Problem description: Any pictures in the records below should be skipped; write out everything else exactly.

[Data entries]
-------------------------
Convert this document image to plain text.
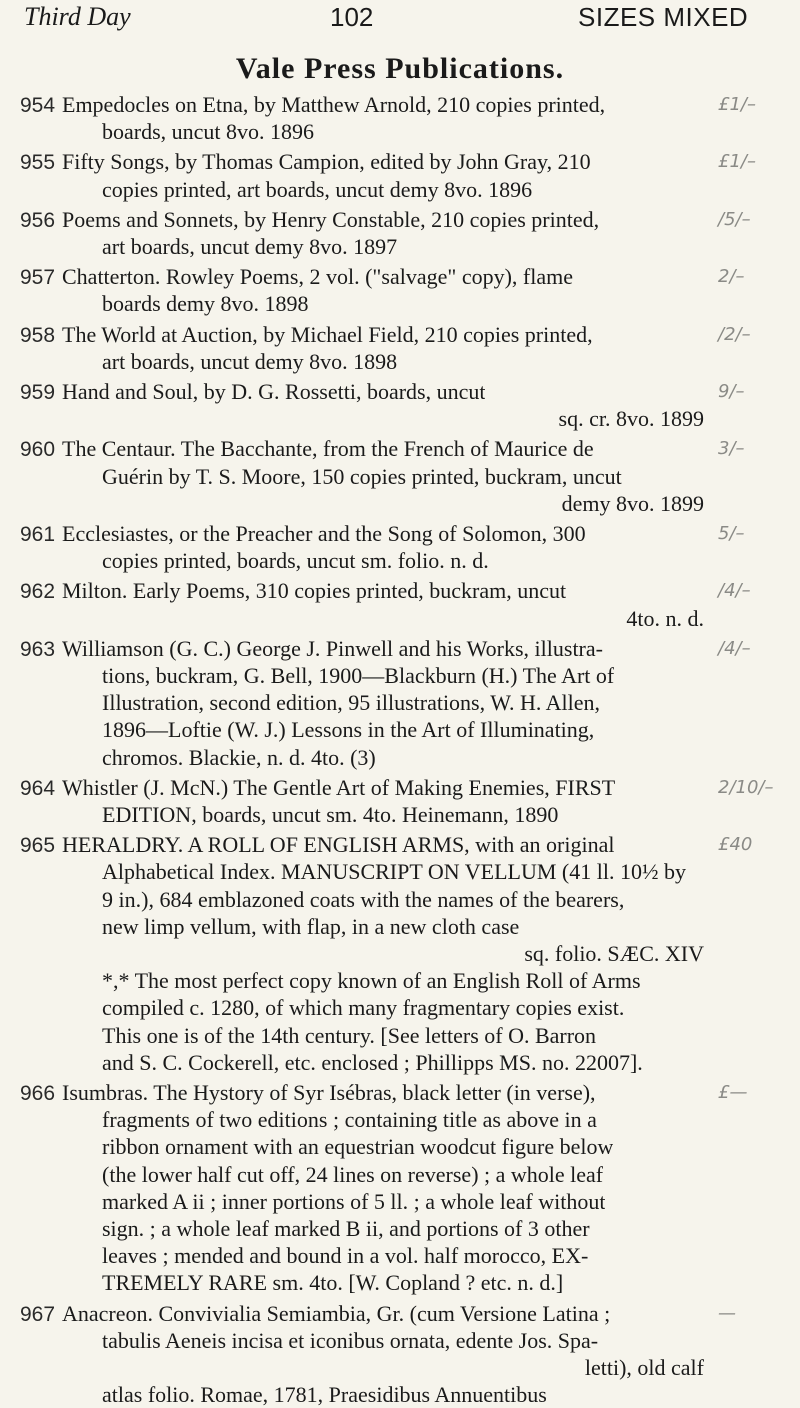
Third Day	102	SIZES MIXED
Vale Press Publications.
954 Empedocles on Etna, by Matthew Arnold, 210 copies printed,
boards, uncut 8vo. 1896
£1/–
955 Fifty Songs, by Thomas Campion, edited by John Gray, 210
copies printed, art boards, uncut demy 8vo. 1896
£1/–
956 Poems and Sonnets, by Henry Constable, 210 copies printed,
art boards, uncut demy 8vo. 1897
/5/–
957 Chatterton. Rowley Poems, 2 vol. ("salvage" copy), flame
boards demy 8vo. 1898
2/–
958 The World at Auction, by Michael Field, 210 copies printed,
art boards, uncut demy 8vo. 1898
/2/–
959 Hand and Soul, by D. G. Rossetti, boards, uncut
sq. cr. 8vo. 1899
9/–
960 The Centaur. The Bacchante, from the French of Maurice de
Guérin by T. S. Moore, 150 copies printed, buckram, uncut
demy 8vo. 1899
3/–
961 Ecclesiastes, or the Preacher and the Song of Solomon, 300
copies printed, boards, uncut sm. folio. n. d.
5/–
962 Milton. Early Poems, 310 copies printed, buckram, uncut
4to. n. d.
/4/–
963 Williamson (G. C.) George J. Pinwell and his Works, illustra-
tions, buckram, G. Bell, 1900—Blackburn (H.) The Art of
Illustration, second edition, 95 illustrations, W. H. Allen,
1896—Loftie (W. J.) Lessons in the Art of Illuminating,
chromos. Blackie, n. d. 4to. (3)
/4/–
964 Whistler (J. McN.) The Gentle Art of Making Enemies, FIRST
EDITION, boards, uncut sm. 4to. Heinemann, 1890
2/10/–
965 HERALDRY. A ROLL OF ENGLISH ARMS, with an original
Alphabetical Index. MANUSCRIPT ON VELLUM (41 ll. 10½ by
9 in.), 684 emblazoned coats with the names of the bearers,
new limp vellum, with flap, in a new cloth case
sq. folio. SÆC. XIV
*,* The most perfect copy known of an English Roll of Arms
compiled c. 1280, of which many fragmentary copies exist.
This one is of the 14th century. [See letters of O. Barron
and S. C. Cockerell, etc. enclosed ; Phillipps MS. no. 22007].
£40
966 Isumbras. The Hystory of Syr Isébras, black letter (in verse),
fragments of two editions ; containing title as above in a
ribbon ornament with an equestrian woodcut figure below
(the lower half cut off, 24 lines on reverse) ; a whole leaf
marked A ii ; inner portions of 5 ll. ; a whole leaf without
sign. ; a whole leaf marked B ii, and portions of 3 other
leaves ; mended and bound in a vol. half morocco, EX-
TREMELY RARE sm. 4to. [W. Copland ? etc. n. d.]
£—
967 Anacreon. Convivialia Semiambia, Gr. (cum Versione Latina ;
tabulis Aeneis incisa et iconibus ornata, edente Jos. Spa-
letti), old calf
atlas folio. Romae, 1781, Praesidibus Annuentibus
—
-------------------------
Solution to the problem:
Convert this document image to plain text.
Third Day	102	SIZES MIXED
Vale Press Publications.
954 Empedocles on Etna, by Matthew Arnold, 210 copies printed,
boards, uncut 8vo. 1896
£1/–
955 Fifty Songs, by Thomas Campion, edited by John Gray, 210
copies printed, art boards, uncut demy 8vo. 1896
£1/–
956 Poems and Sonnets, by Henry Constable, 210 copies printed,
art boards, uncut demy 8vo. 1897
/5/–
957 Chatterton. Rowley Poems, 2 vol. ("salvage" copy), flame
boards demy 8vo. 1898
2/–
958 The World at Auction, by Michael Field, 210 copies printed,
art boards, uncut demy 8vo. 1898
/2/–
959 Hand and Soul, by D. G. Rossetti, boards, uncut
sq. cr. 8vo. 1899
9/–
960 The Centaur. The Bacchante, from the French of Maurice de
Guérin by T. S. Moore, 150 copies printed, buckram, uncut
demy 8vo. 1899
3/–
961 Ecclesiastes, or the Preacher and the Song of Solomon, 300
copies printed, boards, uncut sm. folio. n. d.
5/–
962 Milton. Early Poems, 310 copies printed, buckram, uncut
4to. n. d.
/4/–
963 Williamson (G. C.) George J. Pinwell and his Works, illustra-
tions, buckram, G. Bell, 1900—Blackburn (H.) The Art of
Illustration, second edition, 95 illustrations, W. H. Allen,
1896—Loftie (W. J.) Lessons in the Art of Illuminating,
chromos. Blackie, n. d. 4to. (3)
/4/–
964 Whistler (J. McN.) The Gentle Art of Making Enemies, FIRST
EDITION, boards, uncut sm. 4to. Heinemann, 1890
2/10/–
965 HERALDRY. A ROLL OF ENGLISH ARMS, with an original
Alphabetical Index. MANUSCRIPT ON VELLUM (41 ll. 10½ by
9 in.), 684 emblazoned coats with the names of the bearers,
new limp vellum, with flap, in a new cloth case
sq. folio. SÆC. XIV
*,* The most perfect copy known of an English Roll of Arms
compiled c. 1280, of which many fragmentary copies exist.
This one is of the 14th century. [See letters of O. Barron
and S. C. Cockerell, etc. enclosed ; Phillipps MS. no. 22007].
£40
966 Isumbras. The Hystory of Syr Isébras, black letter (in verse),
fragments of two editions ; containing title as above in a
ribbon ornament with an equestrian woodcut figure below
(the lower half cut off, 24 lines on reverse) ; a whole leaf
marked A ii ; inner portions of 5 ll. ; a whole leaf without
sign. ; a whole leaf marked B ii, and portions of 3 other
leaves ; mended and bound in a vol. half morocco, EX-
TREMELY RARE sm. 4to. [W. Copland ? etc. n. d.]
£—
967 Anacreon. Convivialia Semiambia, Gr. (cum Versione Latina ;
tabulis Aeneis incisa et iconibus ornata, edente Jos. Spa-
letti), old calf
atlas folio. Romae, 1781, Praesidibus Annuentibus
—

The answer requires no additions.